[Data entries]
++++

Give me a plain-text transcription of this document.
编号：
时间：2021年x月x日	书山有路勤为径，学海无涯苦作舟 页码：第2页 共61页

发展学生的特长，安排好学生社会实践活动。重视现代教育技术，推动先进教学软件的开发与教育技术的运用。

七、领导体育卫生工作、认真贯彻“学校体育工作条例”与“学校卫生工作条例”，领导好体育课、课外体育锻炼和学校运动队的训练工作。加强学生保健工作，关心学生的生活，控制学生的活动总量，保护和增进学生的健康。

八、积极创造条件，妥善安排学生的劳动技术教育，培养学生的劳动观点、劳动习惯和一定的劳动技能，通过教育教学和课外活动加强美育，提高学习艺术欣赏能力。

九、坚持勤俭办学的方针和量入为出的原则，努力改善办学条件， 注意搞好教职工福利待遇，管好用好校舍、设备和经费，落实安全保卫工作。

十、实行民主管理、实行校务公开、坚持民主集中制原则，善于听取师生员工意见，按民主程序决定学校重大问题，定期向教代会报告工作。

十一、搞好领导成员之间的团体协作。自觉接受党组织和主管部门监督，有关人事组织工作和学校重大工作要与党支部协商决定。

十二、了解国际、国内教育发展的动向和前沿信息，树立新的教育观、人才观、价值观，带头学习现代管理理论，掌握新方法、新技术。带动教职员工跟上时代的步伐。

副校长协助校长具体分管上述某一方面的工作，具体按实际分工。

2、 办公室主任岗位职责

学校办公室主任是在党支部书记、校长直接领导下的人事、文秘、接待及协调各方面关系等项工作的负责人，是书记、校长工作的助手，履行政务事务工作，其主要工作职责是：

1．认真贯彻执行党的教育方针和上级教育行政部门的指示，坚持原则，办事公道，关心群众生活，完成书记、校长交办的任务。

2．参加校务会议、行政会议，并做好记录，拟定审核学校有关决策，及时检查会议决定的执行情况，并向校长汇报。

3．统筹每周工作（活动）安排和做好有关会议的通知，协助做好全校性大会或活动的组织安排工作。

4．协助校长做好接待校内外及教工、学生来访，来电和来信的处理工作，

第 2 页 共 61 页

++++

**To be done**: Each line of the listing should be copied exactly.

**Expected answer**:
Give me a plain-text transcription of this document.
编号：
时间：2021年x月x日	书山有路勤为径，学海无涯苦作舟 页码：第2页 共61页

发展学生的特长，安排好学生社会实践活动。重视现代教育技术，推动先进教学软件的开发与教育技术的运用。

七、领导体育卫生工作、认真贯彻“学校体育工作条例”与“学校卫生工作条例”，领导好体育课、课外体育锻炼和学校运动队的训练工作。加强学生保健工作，关心学生的生活，控制学生的活动总量，保护和增进学生的健康。

八、积极创造条件，妥善安排学生的劳动技术教育，培养学生的劳动观点、劳动习惯和一定的劳动技能，通过教育教学和课外活动加强美育，提高学习艺术欣赏能力。

九、坚持勤俭办学的方针和量入为出的原则，努力改善办学条件， 注意搞好教职工福利待遇，管好用好校舍、设备和经费，落实安全保卫工作。

十、实行民主管理、实行校务公开、坚持民主集中制原则，善于听取师生员工意见，按民主程序决定学校重大问题，定期向教代会报告工作。

十一、搞好领导成员之间的团体协作。自觉接受党组织和主管部门监督，有关人事组织工作和学校重大工作要与党支部协商决定。

十二、了解国际、国内教育发展的动向和前沿信息，树立新的教育观、人才观、价值观，带头学习现代管理理论，掌握新方法、新技术。带动教职员工跟上时代的步伐。

副校长协助校长具体分管上述某一方面的工作，具体按实际分工。

2、 办公室主任岗位职责

学校办公室主任是在党支部书记、校长直接领导下的人事、文秘、接待及协调各方面关系等项工作的负责人，是书记、校长工作的助手，履行政务事务工作，其主要工作职责是：

1．认真贯彻执行党的教育方针和上级教育行政部门的指示，坚持原则，办事公道，关心群众生活，完成书记、校长交办的任务。

2．参加校务会议、行政会议，并做好记录，拟定审核学校有关决策，及时检查会议决定的执行情况，并向校长汇报。

3．统筹每周工作（活动）安排和做好有关会议的通知，协助做好全校性大会或活动的组织安排工作。

4．协助校长做好接待校内外及教工、学生来访，来电和来信的处理工作，

第 2 页 共 61 页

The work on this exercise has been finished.